START TASK INPUT
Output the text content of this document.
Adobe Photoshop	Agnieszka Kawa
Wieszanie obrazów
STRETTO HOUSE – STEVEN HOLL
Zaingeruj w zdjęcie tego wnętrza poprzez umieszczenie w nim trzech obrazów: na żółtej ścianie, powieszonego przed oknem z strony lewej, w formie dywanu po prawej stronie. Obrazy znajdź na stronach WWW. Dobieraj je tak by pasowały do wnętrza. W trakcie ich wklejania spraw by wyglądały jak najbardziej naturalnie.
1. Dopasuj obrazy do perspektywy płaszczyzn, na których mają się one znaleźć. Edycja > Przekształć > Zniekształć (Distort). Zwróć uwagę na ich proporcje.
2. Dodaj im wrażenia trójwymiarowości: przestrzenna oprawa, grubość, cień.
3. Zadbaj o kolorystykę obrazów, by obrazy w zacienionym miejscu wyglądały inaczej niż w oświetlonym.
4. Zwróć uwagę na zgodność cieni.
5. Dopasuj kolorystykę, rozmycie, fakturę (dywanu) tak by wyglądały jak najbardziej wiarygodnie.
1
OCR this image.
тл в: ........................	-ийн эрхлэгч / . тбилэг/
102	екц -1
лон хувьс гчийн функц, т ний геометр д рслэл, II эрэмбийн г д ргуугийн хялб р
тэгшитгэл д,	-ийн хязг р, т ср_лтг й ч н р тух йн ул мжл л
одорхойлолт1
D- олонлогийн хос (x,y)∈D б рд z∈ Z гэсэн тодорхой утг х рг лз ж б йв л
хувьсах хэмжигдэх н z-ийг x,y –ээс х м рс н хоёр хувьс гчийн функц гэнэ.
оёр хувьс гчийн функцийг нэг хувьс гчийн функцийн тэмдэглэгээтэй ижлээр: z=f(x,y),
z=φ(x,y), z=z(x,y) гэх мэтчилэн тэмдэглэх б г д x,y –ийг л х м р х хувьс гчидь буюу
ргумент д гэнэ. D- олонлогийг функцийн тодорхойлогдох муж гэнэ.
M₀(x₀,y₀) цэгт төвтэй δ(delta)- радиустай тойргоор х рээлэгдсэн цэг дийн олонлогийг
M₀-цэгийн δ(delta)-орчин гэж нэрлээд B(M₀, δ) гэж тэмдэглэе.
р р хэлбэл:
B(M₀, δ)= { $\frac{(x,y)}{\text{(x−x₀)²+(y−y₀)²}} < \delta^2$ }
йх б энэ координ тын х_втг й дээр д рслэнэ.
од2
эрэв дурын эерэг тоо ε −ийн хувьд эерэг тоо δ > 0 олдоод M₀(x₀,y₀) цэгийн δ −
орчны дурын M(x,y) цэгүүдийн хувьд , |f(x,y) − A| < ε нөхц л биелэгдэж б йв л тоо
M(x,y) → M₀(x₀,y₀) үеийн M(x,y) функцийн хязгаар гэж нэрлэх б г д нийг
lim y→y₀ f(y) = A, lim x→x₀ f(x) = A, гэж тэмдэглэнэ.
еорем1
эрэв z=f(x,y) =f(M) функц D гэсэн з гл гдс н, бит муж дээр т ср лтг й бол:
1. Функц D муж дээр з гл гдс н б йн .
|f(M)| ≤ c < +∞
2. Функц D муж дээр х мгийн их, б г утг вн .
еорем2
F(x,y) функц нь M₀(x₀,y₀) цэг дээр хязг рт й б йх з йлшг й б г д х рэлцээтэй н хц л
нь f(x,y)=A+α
END TASK INPUT
SET EXERCISE >> Please repeat the listing exactly, with nothing left out.

OUTPUT BELOW >>
Output the text content of this document.
Adobe Photoshop	Agnieszka Kawa
Wieszanie obrazów
STRETTO HOUSE – STEVEN HOLL
Zaingeruj w zdjęcie tego wnętrza poprzez umieszczenie w nim trzech obrazów: na żółtej ścianie, powieszonego przed oknem z strony lewej, w formie dywanu po prawej stronie. Obrazy znajdź na stronach WWW. Dobieraj je tak by pasowały do wnętrza. W trakcie ich wklejania spraw by wyglądały jak najbardziej naturalnie.
1. Dopasuj obrazy do perspektywy płaszczyzn, na których mają się one znaleźć. Edycja > Przekształć > Zniekształć (Distort). Zwróć uwagę na ich proporcje.
2. Dodaj im wrażenia trójwymiarowości: przestrzenna oprawa, grubość, cień.
3. Zadbaj o kolorystykę obrazów, by obrazy w zacienionym miejscu wyglądały inaczej niż w oświetlonym.
4. Zwróć uwagę na zgodność cieni.
5. Dopasuj kolorystykę, rozmycie, fakturę (dywanu) tak by wyglądały jak najbardziej wiarygodnie.
1
OCR this image.
тл в: ........................	-ийн эрхлэгч / . тбилэг/
102	екц -1
лон хувьс гчийн функц, т ний геометр д рслэл, II эрэмбийн г д ргуугийн хялб р
тэгшитгэл д,	-ийн хязг р, т ср_лтг й ч н р тух йн ул мжл л
одорхойлолт1
D- олонлогийн хос (x,y)∈D б рд z∈ Z гэсэн тодорхой утг х рг лз ж б йв л
хувьсах хэмжигдэх н z-ийг x,y –ээс х м рс н хоёр хувьс гчийн функц гэнэ.
оёр хувьс гчийн функцийг нэг хувьс гчийн функцийн тэмдэглэгээтэй ижлээр: z=f(x,y),
z=φ(x,y), z=z(x,y) гэх мэтчилэн тэмдэглэх б г д x,y –ийг л х м р х хувьс гчидь буюу
ргумент д гэнэ. D- олонлогийг функцийн тодорхойлогдох муж гэнэ.
M₀(x₀,y₀) цэгт төвтэй δ(delta)- радиустай тойргоор х рээлэгдсэн цэг дийн олонлогийг
M₀-цэгийн δ(delta)-орчин гэж нэрлээд B(M₀, δ) гэж тэмдэглэе.
р р хэлбэл:
B(M₀, δ)= { $\frac{(x,y)}{\text{(x−x₀)²+(y−y₀)²}} < \delta^2$ }
йх б энэ координ тын х_втг й дээр д рслэнэ.
од2
эрэв дурын эерэг тоо ε −ийн хувьд эерэг тоо δ > 0 олдоод M₀(x₀,y₀) цэгийн δ −
орчны дурын M(x,y) цэгүүдийн хувьд , |f(x,y) − A| < ε нөхц л биелэгдэж б йв л тоо
M(x,y) → M₀(x₀,y₀) үеийн M(x,y) функцийн хязгаар гэж нэрлэх б г д нийг
lim y→y₀ f(y) = A, lim x→x₀ f(x) = A, гэж тэмдэглэнэ.
еорем1
эрэв z=f(x,y) =f(M) функц D гэсэн з гл гдс н, бит муж дээр т ср лтг й бол:
1. Функц D муж дээр з гл гдс н б йн .
|f(M)| ≤ c < +∞
2. Функц D муж дээр х мгийн их, б г утг вн .
еорем2
F(x,y) функц нь M₀(x₀,y₀) цэг дээр хязг рт й б йх з йлшг й б г д х рэлцээтэй н хц л
нь f(x,y)=A+α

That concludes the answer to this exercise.